■ **Selected text**:
⁂
Toulouse the ‘repairer’

English porcelain led the sale courtesy of a £13,000 bid (estimate £8000-12,000) for a pair of Worcester hexagonal form vases and covers decorated with applied floral garlands, female mask handles, lattice work and vibrant enamelling. The 15in (39cm) pair, sold at Phillips in the late 1980s, had a provenance to the Perth (Western Australia) collector Harold Schenberg.

The ‘T’ stamp on the footrim is the mark of John Toulouse, an elusive figure working as a ‘repairer’ for Dr Wall’s Worcester factory c.1770-72 who is likely to have been the modeller who supervised the assembly of these vases.

With remarkably little damage, they were in much better condition than the pair from the Zorensky collection sold at Bonhams twice: in February 2005 for £13,000 and again in November 2016 for £6500. The single example in the V&A had been purchased by Lady Charlotte Schreiber from London dealer Wareham for £60 in November 1872, when it was thought to be Bow porcelain.
⁂
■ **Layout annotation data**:
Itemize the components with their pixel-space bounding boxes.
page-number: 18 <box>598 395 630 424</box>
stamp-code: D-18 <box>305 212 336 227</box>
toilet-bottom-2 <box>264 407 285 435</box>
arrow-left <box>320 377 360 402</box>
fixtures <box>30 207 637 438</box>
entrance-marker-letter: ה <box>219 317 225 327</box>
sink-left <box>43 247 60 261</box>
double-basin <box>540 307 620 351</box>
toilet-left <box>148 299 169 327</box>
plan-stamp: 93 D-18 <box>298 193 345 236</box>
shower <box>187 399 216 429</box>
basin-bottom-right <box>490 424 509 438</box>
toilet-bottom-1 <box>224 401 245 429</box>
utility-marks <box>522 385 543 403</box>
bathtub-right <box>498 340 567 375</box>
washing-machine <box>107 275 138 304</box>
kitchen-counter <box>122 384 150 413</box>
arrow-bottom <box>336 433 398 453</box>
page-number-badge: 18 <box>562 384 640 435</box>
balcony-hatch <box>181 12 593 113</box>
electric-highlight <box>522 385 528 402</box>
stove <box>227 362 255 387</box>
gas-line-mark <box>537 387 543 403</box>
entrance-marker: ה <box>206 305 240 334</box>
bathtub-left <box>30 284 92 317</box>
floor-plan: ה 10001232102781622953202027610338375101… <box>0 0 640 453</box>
⁂
■ **Stated exercise**:
Rename "vases" to "urns" throughout the sale report from "English porcelain led" to "collector Harold Schenberg.", and write out that stretch of it again.

■ **Written reply**:
English porcelain led the sale courtesy of a £13,000 bid (estimate £8000-12,000) for a pair of Worcester hexagonal form urns and covers decorated with applied floral garlands, female mask handles, lattice work and vibrant enamelling. The 15in (39cm) pair, sold at Phillips in the late 1980s, had a provenance to the Perth (Western Australia) collector Harold Schenberg.